* **Set problem**: Give an exact transcription of every line, dropping the images.

>>>>>

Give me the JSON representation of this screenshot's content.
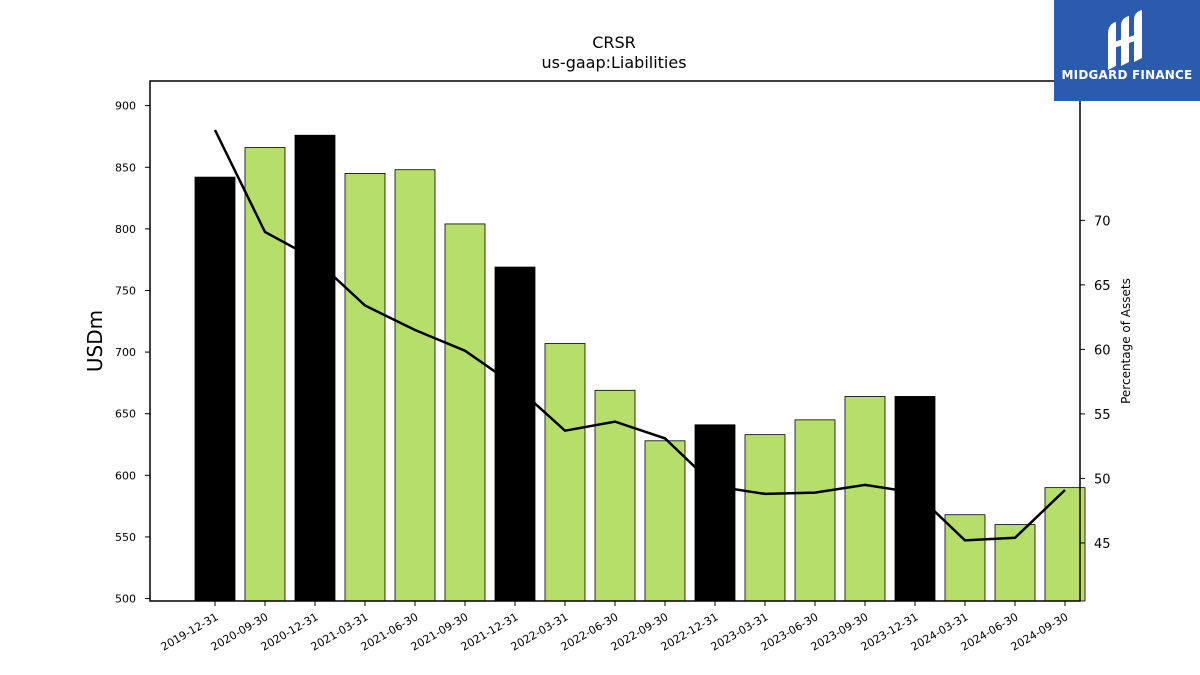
{
  "chart_data": {
    "type": "bar",
    "title": "CRSR",
    "subtitle": "us-gaap:Liabilities",
    "ylabel": "USDm",
    "y2label": "Percentage of Assets",
    "categories": [
      "2019-12-31",
      "2020-09-30",
      "2020-12-31",
      "2021-03-31",
      "2021-06-30",
      "2021-09-30",
      "2021-12-31",
      "2022-03-31",
      "2022-06-30",
      "2022-09-30",
      "2022-12-31",
      "2023-03-31",
      "2023-06-30",
      "2023-09-30",
      "2023-12-31",
      "2024-03-31",
      "2024-06-30",
      "2024-09-30"
    ],
    "series": [
      {
        "type": "bar",
        "axis": "left",
        "values": [
          842,
          866,
          876,
          845,
          848,
          804,
          769,
          707,
          669,
          628,
          641,
          633,
          645,
          664,
          664,
          568,
          560,
          590
        ],
        "colors": [
          "#000000",
          "#b5df6a",
          "#000000",
          "#b5df6a",
          "#b5df6a",
          "#b5df6a",
          "#000000",
          "#b5df6a",
          "#b5df6a",
          "#b5df6a",
          "#000000",
          "#b5df6a",
          "#b5df6a",
          "#b5df6a",
          "#000000",
          "#b5df6a",
          "#b5df6a",
          "#b5df6a"
        ]
      },
      {
        "type": "line",
        "axis": "right",
        "color": "#000000",
        "values": [
          77.0,
          69.1,
          67.0,
          63.4,
          61.5,
          59.9,
          57.2,
          53.7,
          54.4,
          53.1,
          49.4,
          48.8,
          48.9,
          49.5,
          48.9,
          45.2,
          45.4,
          49.1
        ]
      }
    ],
    "ylim": [
      498,
      920
    ],
    "yticks": [
      500,
      550,
      600,
      650,
      700,
      750,
      800,
      850,
      900
    ],
    "y2lim": [
      40.5,
      80.8
    ],
    "y2ticks": [
      45,
      50,
      55,
      60,
      65,
      70
    ],
    "grid": false
  },
  "logo": {
    "text": "MIDGARD FINANCE",
    "background": "#2c5bae",
    "icon": "midgard-logo-icon"
  }
}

<<<<<

* **Answer below**:
Give me the JSON representation of this screenshot's content.
{
  "chart_data": {
    "type": "bar",
    "title": "CRSR",
    "subtitle": "us-gaap:Liabilities",
    "ylabel": "USDm",
    "y2label": "Percentage of Assets",
    "categories": [
      "2019-12-31",
      "2020-09-30",
      "2020-12-31",
      "2021-03-31",
      "2021-06-30",
      "2021-09-30",
      "2021-12-31",
      "2022-03-31",
      "2022-06-30",
      "2022-09-30",
      "2022-12-31",
      "2023-03-31",
      "2023-06-30",
      "2023-09-30",
      "2023-12-31",
      "2024-03-31",
      "2024-06-30",
      "2024-09-30"
    ],
    "series": [
      {
        "type": "bar",
        "axis": "left",
        "values": [
          842,
          866,
          876,
          845,
          848,
          804,
          769,
          707,
          669,
          628,
          641,
          633,
          645,
          664,
          664,
          568,
          560,
          590
        ],
        "colors": [
          "#000000",
          "#b5df6a",
          "#000000",
          "#b5df6a",
          "#b5df6a",
          "#b5df6a",
          "#000000",
          "#b5df6a",
          "#b5df6a",
          "#b5df6a",
          "#000000",
          "#b5df6a",
          "#b5df6a",
          "#b5df6a",
          "#000000",
          "#b5df6a",
          "#b5df6a",
          "#b5df6a"
        ]
      },
      {
        "type": "line",
        "axis": "right",
        "color": "#000000",
        "values": [
          77.0,
          69.1,
          67.0,
          63.4,
          61.5,
          59.9,
          57.2,
          53.7,
          54.4,
          53.1,
          49.4,
          48.8,
          48.9,
          49.5,
          48.9,
          45.2,
          45.4,
          49.1
        ]
      }
    ],
    "ylim": [
      498,
      920
    ],
    "yticks": [
      500,
      550,
      600,
      650,
      700,
      750,
      800,
      850,
      900
    ],
    "y2lim": [
      40.5,
      80.8
    ],
    "y2ticks": [
      45,
      50,
      55,
      60,
      65,
      70
    ],
    "grid": false
  },
  "logo": {
    "text": "MIDGARD FINANCE",
    "background": "#2c5bae",
    "icon": "midgard-logo-icon"
  }
}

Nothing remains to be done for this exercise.